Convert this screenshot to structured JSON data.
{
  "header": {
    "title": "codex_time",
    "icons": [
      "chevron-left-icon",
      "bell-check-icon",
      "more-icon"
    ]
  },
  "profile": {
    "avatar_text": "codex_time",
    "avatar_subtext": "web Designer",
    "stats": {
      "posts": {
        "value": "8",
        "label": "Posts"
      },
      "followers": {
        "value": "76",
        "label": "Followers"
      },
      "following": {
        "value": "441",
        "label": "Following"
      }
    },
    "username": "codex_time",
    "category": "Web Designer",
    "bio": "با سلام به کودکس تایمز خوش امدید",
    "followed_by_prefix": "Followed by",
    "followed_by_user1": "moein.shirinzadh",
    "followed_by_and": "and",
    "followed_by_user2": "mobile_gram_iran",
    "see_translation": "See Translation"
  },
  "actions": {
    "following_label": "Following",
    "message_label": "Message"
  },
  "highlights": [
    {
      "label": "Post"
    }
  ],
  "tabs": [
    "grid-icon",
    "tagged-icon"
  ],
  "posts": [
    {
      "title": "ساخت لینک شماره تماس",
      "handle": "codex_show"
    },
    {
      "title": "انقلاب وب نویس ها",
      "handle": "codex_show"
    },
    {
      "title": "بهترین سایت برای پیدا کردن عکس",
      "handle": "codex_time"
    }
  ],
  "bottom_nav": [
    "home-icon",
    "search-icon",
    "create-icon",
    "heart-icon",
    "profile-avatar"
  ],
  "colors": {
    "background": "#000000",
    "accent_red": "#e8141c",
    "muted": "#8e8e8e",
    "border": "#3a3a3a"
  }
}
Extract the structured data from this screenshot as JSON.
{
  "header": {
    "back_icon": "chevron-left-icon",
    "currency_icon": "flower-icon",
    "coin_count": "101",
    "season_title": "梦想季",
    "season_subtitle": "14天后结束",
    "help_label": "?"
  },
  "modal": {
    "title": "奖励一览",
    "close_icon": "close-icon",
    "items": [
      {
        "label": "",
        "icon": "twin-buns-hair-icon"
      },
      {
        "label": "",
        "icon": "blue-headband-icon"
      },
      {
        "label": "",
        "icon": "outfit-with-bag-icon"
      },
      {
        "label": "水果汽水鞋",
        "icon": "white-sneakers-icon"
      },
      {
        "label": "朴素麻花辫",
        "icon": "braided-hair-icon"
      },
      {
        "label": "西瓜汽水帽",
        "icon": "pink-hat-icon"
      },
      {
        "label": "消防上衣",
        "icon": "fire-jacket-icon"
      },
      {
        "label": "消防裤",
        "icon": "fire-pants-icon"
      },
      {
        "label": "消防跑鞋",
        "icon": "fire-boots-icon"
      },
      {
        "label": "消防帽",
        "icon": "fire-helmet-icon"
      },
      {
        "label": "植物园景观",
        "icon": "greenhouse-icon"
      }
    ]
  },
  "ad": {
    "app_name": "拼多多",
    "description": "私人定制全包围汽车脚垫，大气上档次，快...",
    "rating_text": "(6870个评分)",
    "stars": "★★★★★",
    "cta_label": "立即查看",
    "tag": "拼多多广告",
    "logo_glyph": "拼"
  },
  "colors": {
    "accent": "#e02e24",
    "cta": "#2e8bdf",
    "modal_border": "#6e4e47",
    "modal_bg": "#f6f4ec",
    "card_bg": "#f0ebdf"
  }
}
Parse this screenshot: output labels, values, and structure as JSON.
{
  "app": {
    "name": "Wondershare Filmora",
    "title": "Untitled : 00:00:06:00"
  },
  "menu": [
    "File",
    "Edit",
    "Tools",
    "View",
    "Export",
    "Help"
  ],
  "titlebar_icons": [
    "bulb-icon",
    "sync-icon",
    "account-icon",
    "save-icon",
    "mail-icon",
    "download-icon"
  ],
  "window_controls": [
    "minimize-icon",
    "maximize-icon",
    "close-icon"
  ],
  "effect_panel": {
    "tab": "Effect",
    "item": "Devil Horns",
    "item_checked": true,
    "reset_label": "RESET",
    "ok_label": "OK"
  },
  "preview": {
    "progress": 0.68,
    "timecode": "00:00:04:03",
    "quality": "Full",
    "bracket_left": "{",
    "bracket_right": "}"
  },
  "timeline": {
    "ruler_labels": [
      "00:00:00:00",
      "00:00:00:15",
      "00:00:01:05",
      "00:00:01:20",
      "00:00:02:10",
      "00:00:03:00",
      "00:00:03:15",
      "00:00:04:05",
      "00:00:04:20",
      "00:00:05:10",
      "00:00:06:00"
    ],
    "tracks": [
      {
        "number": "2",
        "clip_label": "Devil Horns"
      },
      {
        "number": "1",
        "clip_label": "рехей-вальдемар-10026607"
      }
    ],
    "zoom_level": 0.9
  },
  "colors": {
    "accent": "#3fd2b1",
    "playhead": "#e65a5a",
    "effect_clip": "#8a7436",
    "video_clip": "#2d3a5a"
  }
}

■ Exercise: Set down each entry again, unchanged.

■ Solution:
Convert this screenshot to structured JSON data.
{
  "header": {
    "title": "codex_time",
    "icons": [
      "chevron-left-icon",
      "bell-check-icon",
      "more-icon"
    ]
  },
  "profile": {
    "avatar_text": "codex_time",
    "avatar_subtext": "web Designer",
    "stats": {
      "posts": {
        "value": "8",
        "label": "Posts"
      },
      "followers": {
        "value": "76",
        "label": "Followers"
      },
      "following": {
        "value": "441",
        "label": "Following"
      }
    },
    "username": "codex_time",
    "category": "Web Designer",
    "bio": "با سلام به کودکس تایمز خوش امدید",
    "followed_by_prefix": "Followed by",
    "followed_by_user1": "moein.shirinzadh",
    "followed_by_and": "and",
    "followed_by_user2": "mobile_gram_iran",
    "see_translation": "See Translation"
  },
  "actions": {
    "following_label": "Following",
    "message_label": "Message"
  },
  "highlights": [
    {
      "label": "Post"
    }
  ],
  "tabs": [
    "grid-icon",
    "tagged-icon"
  ],
  "posts": [
    {
      "title": "ساخت لینک شماره تماس",
      "handle": "codex_show"
    },
    {
      "title": "انقلاب وب نویس ها",
      "handle": "codex_show"
    },
    {
      "title": "بهترین سایت برای پیدا کردن عکس",
      "handle": "codex_time"
    }
  ],
  "bottom_nav": [
    "home-icon",
    "search-icon",
    "create-icon",
    "heart-icon",
    "profile-avatar"
  ],
  "colors": {
    "background": "#000000",
    "accent_red": "#e8141c",
    "muted": "#8e8e8e",
    "border": "#3a3a3a"
  }
}
Extract the structured data from this screenshot as JSON.
{
  "header": {
    "back_icon": "chevron-left-icon",
    "currency_icon": "flower-icon",
    "coin_count": "101",
    "season_title": "梦想季",
    "season_subtitle": "14天后结束",
    "help_label": "?"
  },
  "modal": {
    "title": "奖励一览",
    "close_icon": "close-icon",
    "items": [
      {
        "label": "",
        "icon": "twin-buns-hair-icon"
      },
      {
        "label": "",
        "icon": "blue-headband-icon"
      },
      {
        "label": "",
        "icon": "outfit-with-bag-icon"
      },
      {
        "label": "水果汽水鞋",
        "icon": "white-sneakers-icon"
      },
      {
        "label": "朴素麻花辫",
        "icon": "braided-hair-icon"
      },
      {
        "label": "西瓜汽水帽",
        "icon": "pink-hat-icon"
      },
      {
        "label": "消防上衣",
        "icon": "fire-jacket-icon"
      },
      {
        "label": "消防裤",
        "icon": "fire-pants-icon"
      },
      {
        "label": "消防跑鞋",
        "icon": "fire-boots-icon"
      },
      {
        "label": "消防帽",
        "icon": "fire-helmet-icon"
      },
      {
        "label": "植物园景观",
        "icon": "greenhouse-icon"
      }
    ]
  },
  "ad": {
    "app_name": "拼多多",
    "description": "私人定制全包围汽车脚垫，大气上档次，快...",
    "rating_text": "(6870个评分)",
    "stars": "★★★★★",
    "cta_label": "立即查看",
    "tag": "拼多多广告",
    "logo_glyph": "拼"
  },
  "colors": {
    "accent": "#e02e24",
    "cta": "#2e8bdf",
    "modal_border": "#6e4e47",
    "modal_bg": "#f6f4ec",
    "card_bg": "#f0ebdf"
  }
}
Parse this screenshot: output labels, values, and structure as JSON.
{
  "app": {
    "name": "Wondershare Filmora",
    "title": "Untitled : 00:00:06:00"
  },
  "menu": [
    "File",
    "Edit",
    "Tools",
    "View",
    "Export",
    "Help"
  ],
  "titlebar_icons": [
    "bulb-icon",
    "sync-icon",
    "account-icon",
    "save-icon",
    "mail-icon",
    "download-icon"
  ],
  "window_controls": [
    "minimize-icon",
    "maximize-icon",
    "close-icon"
  ],
  "effect_panel": {
    "tab": "Effect",
    "item": "Devil Horns",
    "item_checked": true,
    "reset_label": "RESET",
    "ok_label": "OK"
  },
  "preview": {
    "progress": 0.68,
    "timecode": "00:00:04:03",
    "quality": "Full",
    "bracket_left": "{",
    "bracket_right": "}"
  },
  "timeline": {
    "ruler_labels": [
      "00:00:00:00",
      "00:00:00:15",
      "00:00:01:05",
      "00:00:01:20",
      "00:00:02:10",
      "00:00:03:00",
      "00:00:03:15",
      "00:00:04:05",
      "00:00:04:20",
      "00:00:05:10",
      "00:00:06:00"
    ],
    "tracks": [
      {
        "number": "2",
        "clip_label": "Devil Horns"
      },
      {
        "number": "1",
        "clip_label": "рехей-вальдемар-10026607"
      }
    ],
    "zoom_level": 0.9
  },
  "colors": {
    "accent": "#3fd2b1",
    "playhead": "#e65a5a",
    "effect_clip": "#8a7436",
    "video_clip": "#2d3a5a"
  }
}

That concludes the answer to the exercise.